Copy the data exactly as it appears, and do not include any pictures.
· · · · · · ·
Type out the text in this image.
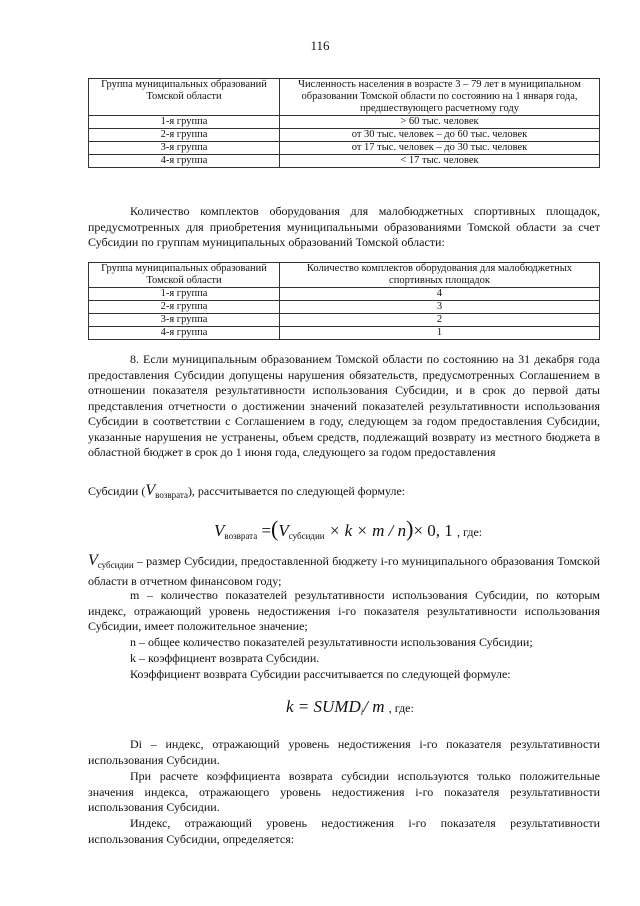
116
Группа муниципальных образований Томской области	Численность населения в возрасте 3 – 79 лет в муниципальном образовании Томской области по состоянию на 1 января года, предшествующего расчетному году
1-я группа	> 60 тыс. человек
2-я группа	от 30 тыс. человек – до 60 тыс. человек
3-я группа	от 17 тыс. человек – до 30 тыс. человек
4-я группа	< 17 тыс. человек

Количество комплектов оборудования для малобюджетных спортивных площадок, предусмотренных для приобретения муниципальными образованиями Томской области за счет Субсидии по группам муниципальных образований Томской области:

Группа муниципальных образований Томской области	Количество комплектов оборудования для малобюджетных спортивных площадок
1-я группа	4
2-я группа	3
3-я группа	2
4-я группа	1

8. Если муниципальным образованием Томской области по состоянию на 31 декабря года предоставления Субсидии допущены нарушения обязательств, предусмотренных Соглашением в отношении показателя результативности использования Субсидии, и в срок до первой даты представления отчетности о достижении значений показателей результативности использования Субсидии в соответствии с Соглашением в году, следующем за годом предоставления Субсидии, указанные нарушения не устранены, объем средств, подлежащий возврату из местного бюджета в областной бюджет в срок до 1 июня года, следующего за годом предоставления

Субсидии $(V_{возврата})$, рассчитывается по следующей формуле:

$V_{возврата} =(V_{субсидии} \times k \times m / n)\times 0$, 1 , где:

$V_{субсидии}$ – размер Субсидии, предоставленной бюджету i-го муниципального образования Томской области в отчетном финансовом году;

m – количество показателей результативности использования Субсидии, по которым индекс, отражающий уровень недостижения i-го показателя результативности использования Субсидии, имеет положительное значение;

n – общее количество показателей результативности использования Субсидии;

k – коэффициент возврата Субсидии.

Коэффициент возврата Субсидии рассчитывается по следующей формуле:

$k = SUMD_i/$ m , где:

Di – индекс, отражающий уровень недостижения i-го показателя результативности использования Субсидии.

При расчете коэффициента возврата субсидии используются только положительные значения индекса, отражающего уровень недостижения i-го показателя результативности использования Субсидии.

Индекс, отражающий уровень недостижения i-го показателя результативности использования Субсидии, определяется:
· · · · · · ·
> [Response]:
Type out the text in this image.
116
Группа муниципальных образований Томской области	Численность населения в возрасте 3 – 79 лет в муниципальном образовании Томской области по состоянию на 1 января года, предшествующего расчетному году
1-я группа	> 60 тыс. человек
2-я группа	от 30 тыс. человек – до 60 тыс. человек
3-я группа	от 17 тыс. человек – до 30 тыс. человек
4-я группа	< 17 тыс. человек

Количество комплектов оборудования для малобюджетных спортивных площадок, предусмотренных для приобретения муниципальными образованиями Томской области за счет Субсидии по группам муниципальных образований Томской области:

Группа муниципальных образований Томской области	Количество комплектов оборудования для малобюджетных спортивных площадок
1-я группа	4
2-я группа	3
3-я группа	2
4-я группа	1

8. Если муниципальным образованием Томской области по состоянию на 31 декабря года предоставления Субсидии допущены нарушения обязательств, предусмотренных Соглашением в отношении показателя результативности использования Субсидии, и в срок до первой даты представления отчетности о достижении значений показателей результативности использования Субсидии в соответствии с Соглашением в году, следующем за годом предоставления Субсидии, указанные нарушения не устранены, объем средств, подлежащий возврату из местного бюджета в областной бюджет в срок до 1 июня года, следующего за годом предоставления

Субсидии $(V_{возврата})$, рассчитывается по следующей формуле:

$V_{возврата} =(V_{субсидии} \times k \times m / n)\times 0$, 1 , где:

$V_{субсидии}$ – размер Субсидии, предоставленной бюджету i-го муниципального образования Томской области в отчетном финансовом году;

m – количество показателей результативности использования Субсидии, по которым индекс, отражающий уровень недостижения i-го показателя результативности использования Субсидии, имеет положительное значение;

n – общее количество показателей результативности использования Субсидии;

k – коэффициент возврата Субсидии.

Коэффициент возврата Субсидии рассчитывается по следующей формуле:

$k = SUMD_i/$ m , где:

Di – индекс, отражающий уровень недостижения i-го показателя результативности использования Субсидии.

При расчете коэффициента возврата субсидии используются только положительные значения индекса, отражающего уровень недостижения i-го показателя результативности использования Субсидии.

Индекс, отражающий уровень недостижения i-го показателя результативности использования Субсидии, определяется:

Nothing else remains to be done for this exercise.